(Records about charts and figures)
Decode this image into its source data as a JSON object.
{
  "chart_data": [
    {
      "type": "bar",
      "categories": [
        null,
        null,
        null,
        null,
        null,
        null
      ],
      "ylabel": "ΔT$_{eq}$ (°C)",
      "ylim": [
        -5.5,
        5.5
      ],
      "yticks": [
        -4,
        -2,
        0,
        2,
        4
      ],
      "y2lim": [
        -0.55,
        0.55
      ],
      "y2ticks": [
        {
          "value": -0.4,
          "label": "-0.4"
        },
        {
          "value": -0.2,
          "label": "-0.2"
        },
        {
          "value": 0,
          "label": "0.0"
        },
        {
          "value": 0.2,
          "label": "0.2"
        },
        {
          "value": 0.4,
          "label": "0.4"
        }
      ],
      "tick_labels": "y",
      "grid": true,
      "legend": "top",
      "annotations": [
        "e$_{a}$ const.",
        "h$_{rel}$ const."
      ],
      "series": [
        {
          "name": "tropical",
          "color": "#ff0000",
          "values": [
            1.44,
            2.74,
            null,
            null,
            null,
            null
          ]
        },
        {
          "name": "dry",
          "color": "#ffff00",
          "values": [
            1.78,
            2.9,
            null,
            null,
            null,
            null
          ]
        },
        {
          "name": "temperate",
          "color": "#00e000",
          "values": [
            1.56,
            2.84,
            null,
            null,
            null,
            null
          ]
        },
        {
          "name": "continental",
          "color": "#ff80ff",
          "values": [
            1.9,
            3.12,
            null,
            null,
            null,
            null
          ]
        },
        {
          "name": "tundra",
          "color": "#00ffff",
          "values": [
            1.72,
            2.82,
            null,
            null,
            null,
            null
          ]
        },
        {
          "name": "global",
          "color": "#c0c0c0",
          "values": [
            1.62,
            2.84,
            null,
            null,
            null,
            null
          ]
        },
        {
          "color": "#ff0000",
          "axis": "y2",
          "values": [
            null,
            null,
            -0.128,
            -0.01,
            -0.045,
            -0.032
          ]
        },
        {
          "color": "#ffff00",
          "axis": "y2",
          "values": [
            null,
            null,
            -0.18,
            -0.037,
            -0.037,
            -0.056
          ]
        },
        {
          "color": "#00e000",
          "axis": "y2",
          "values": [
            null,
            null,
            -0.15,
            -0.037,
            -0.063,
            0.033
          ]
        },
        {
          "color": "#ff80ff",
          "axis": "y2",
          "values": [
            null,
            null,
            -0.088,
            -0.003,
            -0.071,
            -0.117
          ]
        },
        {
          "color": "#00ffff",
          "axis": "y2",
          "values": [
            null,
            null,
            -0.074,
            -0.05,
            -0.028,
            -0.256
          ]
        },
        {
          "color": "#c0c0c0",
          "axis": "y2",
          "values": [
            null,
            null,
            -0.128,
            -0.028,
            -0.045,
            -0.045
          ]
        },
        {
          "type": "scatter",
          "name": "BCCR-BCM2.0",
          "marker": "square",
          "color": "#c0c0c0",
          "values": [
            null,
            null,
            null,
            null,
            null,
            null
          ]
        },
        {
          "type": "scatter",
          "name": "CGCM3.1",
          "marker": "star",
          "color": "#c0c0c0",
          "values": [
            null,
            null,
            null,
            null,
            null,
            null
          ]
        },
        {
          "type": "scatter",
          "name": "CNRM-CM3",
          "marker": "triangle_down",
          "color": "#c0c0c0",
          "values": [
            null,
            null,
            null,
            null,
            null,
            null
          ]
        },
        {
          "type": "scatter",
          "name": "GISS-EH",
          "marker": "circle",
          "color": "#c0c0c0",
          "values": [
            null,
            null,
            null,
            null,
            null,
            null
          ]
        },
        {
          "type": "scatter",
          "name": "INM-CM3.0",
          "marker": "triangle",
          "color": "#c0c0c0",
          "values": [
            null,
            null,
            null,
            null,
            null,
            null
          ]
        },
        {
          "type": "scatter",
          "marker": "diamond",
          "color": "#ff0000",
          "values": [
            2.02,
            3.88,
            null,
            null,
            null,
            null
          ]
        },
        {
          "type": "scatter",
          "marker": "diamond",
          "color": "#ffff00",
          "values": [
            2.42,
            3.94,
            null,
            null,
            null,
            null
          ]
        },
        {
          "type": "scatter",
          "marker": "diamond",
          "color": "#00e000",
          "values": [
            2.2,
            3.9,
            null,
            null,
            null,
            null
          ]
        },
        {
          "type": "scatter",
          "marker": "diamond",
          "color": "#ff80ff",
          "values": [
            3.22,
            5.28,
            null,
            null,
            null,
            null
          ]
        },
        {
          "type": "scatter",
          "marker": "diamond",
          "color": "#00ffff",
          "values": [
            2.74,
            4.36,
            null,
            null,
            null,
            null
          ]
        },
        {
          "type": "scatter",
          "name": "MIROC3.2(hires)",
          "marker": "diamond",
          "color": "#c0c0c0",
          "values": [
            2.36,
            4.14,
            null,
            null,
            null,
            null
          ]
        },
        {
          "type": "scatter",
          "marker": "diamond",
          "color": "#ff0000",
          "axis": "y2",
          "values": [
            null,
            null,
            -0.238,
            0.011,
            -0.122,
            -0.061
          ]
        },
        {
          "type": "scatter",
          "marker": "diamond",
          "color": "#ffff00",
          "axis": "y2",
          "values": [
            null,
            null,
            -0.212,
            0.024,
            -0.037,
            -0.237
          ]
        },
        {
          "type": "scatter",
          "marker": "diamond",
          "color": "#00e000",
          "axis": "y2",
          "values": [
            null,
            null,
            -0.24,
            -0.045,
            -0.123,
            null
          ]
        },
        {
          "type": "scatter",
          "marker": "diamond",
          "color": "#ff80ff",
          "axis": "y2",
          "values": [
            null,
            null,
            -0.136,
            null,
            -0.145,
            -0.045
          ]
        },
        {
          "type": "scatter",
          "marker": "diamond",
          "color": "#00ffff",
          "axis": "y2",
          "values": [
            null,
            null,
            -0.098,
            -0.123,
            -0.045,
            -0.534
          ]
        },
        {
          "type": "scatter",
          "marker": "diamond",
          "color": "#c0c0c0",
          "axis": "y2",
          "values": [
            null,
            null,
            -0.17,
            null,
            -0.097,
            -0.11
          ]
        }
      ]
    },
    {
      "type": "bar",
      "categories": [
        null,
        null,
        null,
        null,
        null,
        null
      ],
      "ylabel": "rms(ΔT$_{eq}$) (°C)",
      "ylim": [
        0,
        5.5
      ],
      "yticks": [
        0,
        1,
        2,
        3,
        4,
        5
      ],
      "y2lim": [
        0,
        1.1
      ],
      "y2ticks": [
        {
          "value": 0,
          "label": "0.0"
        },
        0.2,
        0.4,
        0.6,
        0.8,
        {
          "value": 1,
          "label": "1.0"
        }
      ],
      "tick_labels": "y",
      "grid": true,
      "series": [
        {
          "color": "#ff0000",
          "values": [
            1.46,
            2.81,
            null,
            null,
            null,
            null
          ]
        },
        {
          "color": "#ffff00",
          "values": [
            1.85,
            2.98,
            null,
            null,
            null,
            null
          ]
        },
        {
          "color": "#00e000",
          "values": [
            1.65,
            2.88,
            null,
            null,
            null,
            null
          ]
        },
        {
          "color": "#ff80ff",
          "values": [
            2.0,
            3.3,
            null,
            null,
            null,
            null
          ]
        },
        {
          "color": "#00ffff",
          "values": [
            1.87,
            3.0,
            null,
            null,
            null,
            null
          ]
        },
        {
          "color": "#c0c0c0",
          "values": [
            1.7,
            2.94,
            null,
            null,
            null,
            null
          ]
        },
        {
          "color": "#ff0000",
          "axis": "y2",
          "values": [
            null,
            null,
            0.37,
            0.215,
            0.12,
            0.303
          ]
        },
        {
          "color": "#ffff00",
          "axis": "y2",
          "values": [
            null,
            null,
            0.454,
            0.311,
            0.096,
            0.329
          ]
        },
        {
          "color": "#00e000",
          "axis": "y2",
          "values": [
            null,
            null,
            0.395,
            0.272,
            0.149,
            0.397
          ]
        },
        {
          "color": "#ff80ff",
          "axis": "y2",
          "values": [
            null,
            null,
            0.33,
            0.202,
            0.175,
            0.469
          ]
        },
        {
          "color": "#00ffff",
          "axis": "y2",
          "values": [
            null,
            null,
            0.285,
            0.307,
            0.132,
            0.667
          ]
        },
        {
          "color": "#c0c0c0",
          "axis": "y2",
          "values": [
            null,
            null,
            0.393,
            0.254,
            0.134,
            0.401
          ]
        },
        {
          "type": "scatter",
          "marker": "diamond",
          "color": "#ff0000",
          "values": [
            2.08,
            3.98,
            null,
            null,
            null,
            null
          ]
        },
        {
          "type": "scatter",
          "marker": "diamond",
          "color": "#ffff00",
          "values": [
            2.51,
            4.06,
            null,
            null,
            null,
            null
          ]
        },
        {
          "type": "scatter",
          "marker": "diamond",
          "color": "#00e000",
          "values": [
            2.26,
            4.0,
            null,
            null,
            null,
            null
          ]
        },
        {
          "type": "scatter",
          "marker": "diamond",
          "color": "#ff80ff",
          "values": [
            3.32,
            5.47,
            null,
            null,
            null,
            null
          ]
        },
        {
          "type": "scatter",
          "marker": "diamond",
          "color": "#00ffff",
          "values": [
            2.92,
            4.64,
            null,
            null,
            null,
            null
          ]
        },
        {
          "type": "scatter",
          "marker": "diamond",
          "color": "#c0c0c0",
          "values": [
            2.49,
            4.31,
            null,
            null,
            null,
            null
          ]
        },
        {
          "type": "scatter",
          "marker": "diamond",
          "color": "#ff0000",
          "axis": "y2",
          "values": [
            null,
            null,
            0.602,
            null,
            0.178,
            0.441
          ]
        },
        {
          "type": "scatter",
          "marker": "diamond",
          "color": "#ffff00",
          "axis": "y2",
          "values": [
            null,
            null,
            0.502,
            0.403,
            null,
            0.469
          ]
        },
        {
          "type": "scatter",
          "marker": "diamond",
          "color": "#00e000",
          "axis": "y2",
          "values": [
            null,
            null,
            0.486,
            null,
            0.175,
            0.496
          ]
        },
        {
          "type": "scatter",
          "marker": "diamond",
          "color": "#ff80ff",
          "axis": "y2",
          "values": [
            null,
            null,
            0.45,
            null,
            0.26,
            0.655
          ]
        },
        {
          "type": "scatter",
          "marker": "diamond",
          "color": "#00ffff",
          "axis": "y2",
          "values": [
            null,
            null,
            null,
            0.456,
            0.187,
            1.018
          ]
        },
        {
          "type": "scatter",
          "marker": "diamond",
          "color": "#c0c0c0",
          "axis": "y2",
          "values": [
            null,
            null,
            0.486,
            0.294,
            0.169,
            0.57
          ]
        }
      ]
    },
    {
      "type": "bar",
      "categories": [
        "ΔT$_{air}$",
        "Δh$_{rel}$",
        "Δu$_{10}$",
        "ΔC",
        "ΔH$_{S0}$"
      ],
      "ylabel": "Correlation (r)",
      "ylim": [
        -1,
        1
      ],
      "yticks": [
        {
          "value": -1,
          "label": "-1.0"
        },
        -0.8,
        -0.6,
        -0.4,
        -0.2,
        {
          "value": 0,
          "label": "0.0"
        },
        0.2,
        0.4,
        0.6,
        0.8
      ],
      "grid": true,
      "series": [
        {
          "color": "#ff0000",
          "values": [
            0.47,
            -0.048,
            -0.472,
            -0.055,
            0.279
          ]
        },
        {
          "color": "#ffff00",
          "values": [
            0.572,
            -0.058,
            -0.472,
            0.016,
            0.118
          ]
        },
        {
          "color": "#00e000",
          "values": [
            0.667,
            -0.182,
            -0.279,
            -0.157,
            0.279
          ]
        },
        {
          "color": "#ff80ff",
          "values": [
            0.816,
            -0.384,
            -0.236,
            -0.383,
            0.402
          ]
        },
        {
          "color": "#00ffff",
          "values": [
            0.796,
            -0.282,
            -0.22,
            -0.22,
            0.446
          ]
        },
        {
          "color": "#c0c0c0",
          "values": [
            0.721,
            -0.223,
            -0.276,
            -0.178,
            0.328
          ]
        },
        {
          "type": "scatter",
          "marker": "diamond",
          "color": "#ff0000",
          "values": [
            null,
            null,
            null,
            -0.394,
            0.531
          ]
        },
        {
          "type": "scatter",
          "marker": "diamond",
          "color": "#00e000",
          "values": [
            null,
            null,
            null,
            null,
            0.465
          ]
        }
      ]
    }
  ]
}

- What you have to do -
Take each line of the material that contains the word "ylabel" and list it.

- Result below -
      "ylabel": "ΔT$_{eq}$ (°C)",
      "ylabel": "rms(ΔT$_{eq}$) (°C)",
      "ylabel": "Correlation (r)",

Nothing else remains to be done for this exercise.